- _Supplied data_
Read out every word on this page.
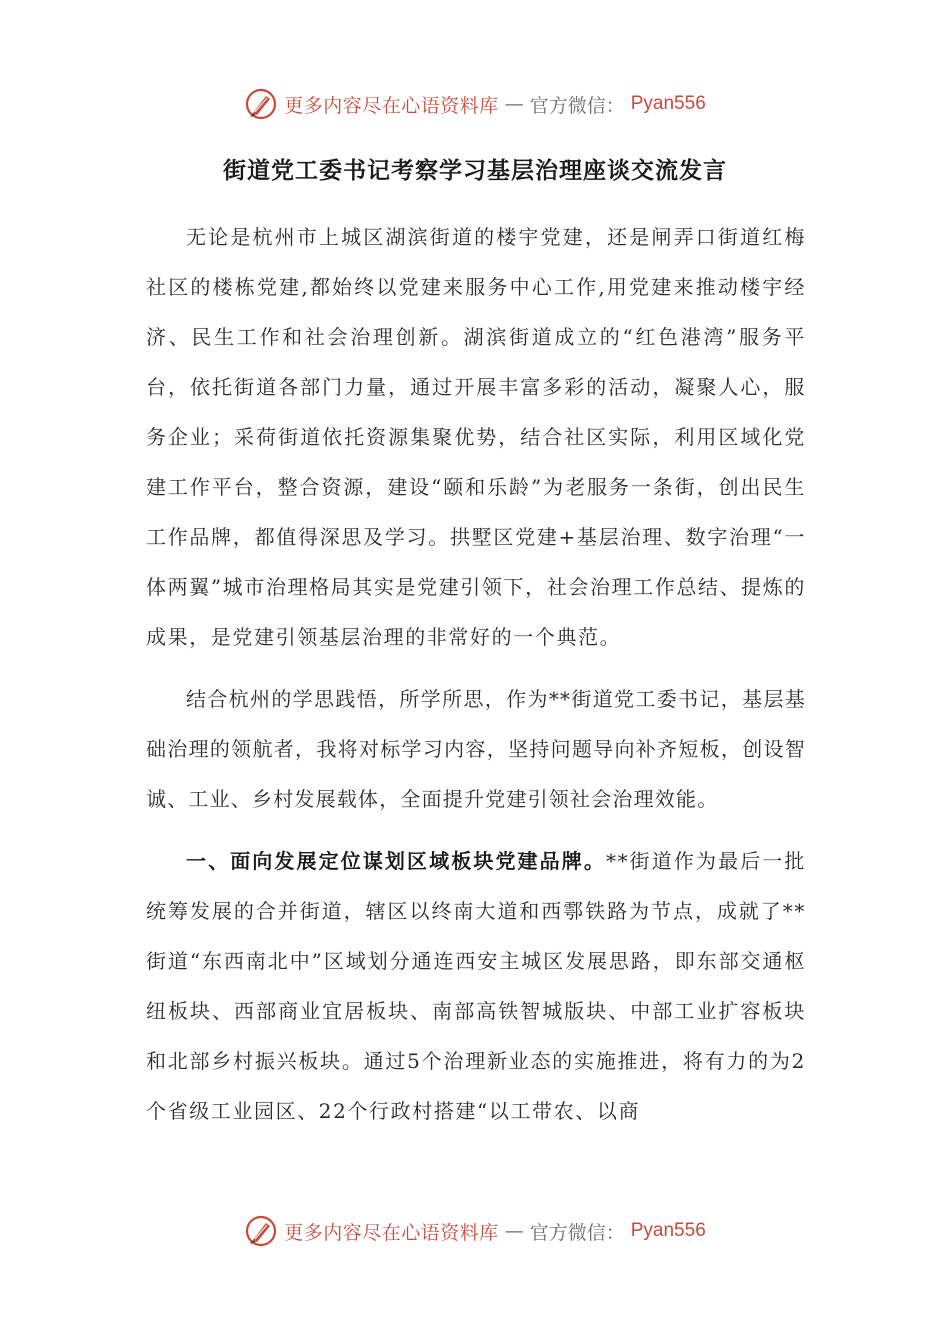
更多内容尽在心语资料库 — 官方微信： Pyan556
街道党工委书记考察学习基层治理座谈交流发言

无论是杭州市上城区湖滨街道的楼宇党建，还是闸弄口街道红梅社区的楼栋党建,都始终以党建来服务中心工作,用党建来推动楼宇经济、民生工作和社会治理创新。湖滨街道成立的“红色港湾”服务平台，依托街道各部门力量，通过开展丰富多彩的活动，凝聚人心，服务企业；采荷街道依托资源集聚优势，结合社区实际，利用区域化党建工作平台，整合资源，建设“颐和乐龄”为老服务一条街，创出民生工作品牌，都值得深思及学习。拱墅区党建+基层治理、数字治理“一体两翼”城市治理格局其实是党建引领下，社会治理工作总结、提炼的成果，是党建引领基层治理的非常好的一个典范。

结合杭州的学思践悟，所学所思，作为**街道党工委书记，基层基础治理的领航者，我将对标学习内容，坚持问题导向补齐短板，创设智诚、工业、乡村发展载体，全面提升党建引领社会治理效能。

一、面向发展定位谋划区域板块党建品牌。**街道作为最后一批统筹发展的合并街道，辖区以终南大道和西鄠铁路为节点，成就了**街道“东西南北中”区域划分通连西安主城区发展思路，即东部交通枢纽板块、西部商业宜居板块、南部高铁智城版块、中部工业扩容板块和北部乡村振兴板块。通过5个治理新业态的实施推进，将有力的为2个省级工业园区、22个行政村搭建“以工带农、以商

更多内容尽在心语资料库 — 官方微信： Pyan556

- _Your goal_
Strip out the pictures and quote the remaining data word for word.

- _The output_
Read out every word on this page.
更多内容尽在心语资料库 — 官方微信： Pyan556
街道党工委书记考察学习基层治理座谈交流发言

无论是杭州市上城区湖滨街道的楼宇党建，还是闸弄口街道红梅社区的楼栋党建,都始终以党建来服务中心工作,用党建来推动楼宇经济、民生工作和社会治理创新。湖滨街道成立的“红色港湾”服务平台，依托街道各部门力量，通过开展丰富多彩的活动，凝聚人心，服务企业；采荷街道依托资源集聚优势，结合社区实际，利用区域化党建工作平台，整合资源，建设“颐和乐龄”为老服务一条街，创出民生工作品牌，都值得深思及学习。拱墅区党建+基层治理、数字治理“一体两翼”城市治理格局其实是党建引领下，社会治理工作总结、提炼的成果，是党建引领基层治理的非常好的一个典范。

结合杭州的学思践悟，所学所思，作为**街道党工委书记，基层基础治理的领航者，我将对标学习内容，坚持问题导向补齐短板，创设智诚、工业、乡村发展载体，全面提升党建引领社会治理效能。

一、面向发展定位谋划区域板块党建品牌。**街道作为最后一批统筹发展的合并街道，辖区以终南大道和西鄠铁路为节点，成就了**街道“东西南北中”区域划分通连西安主城区发展思路，即东部交通枢纽板块、西部商业宜居板块、南部高铁智城版块、中部工业扩容板块和北部乡村振兴板块。通过5个治理新业态的实施推进，将有力的为2个省级工业园区、22个行政村搭建“以工带农、以商

更多内容尽在心语资料库 — 官方微信： Pyan556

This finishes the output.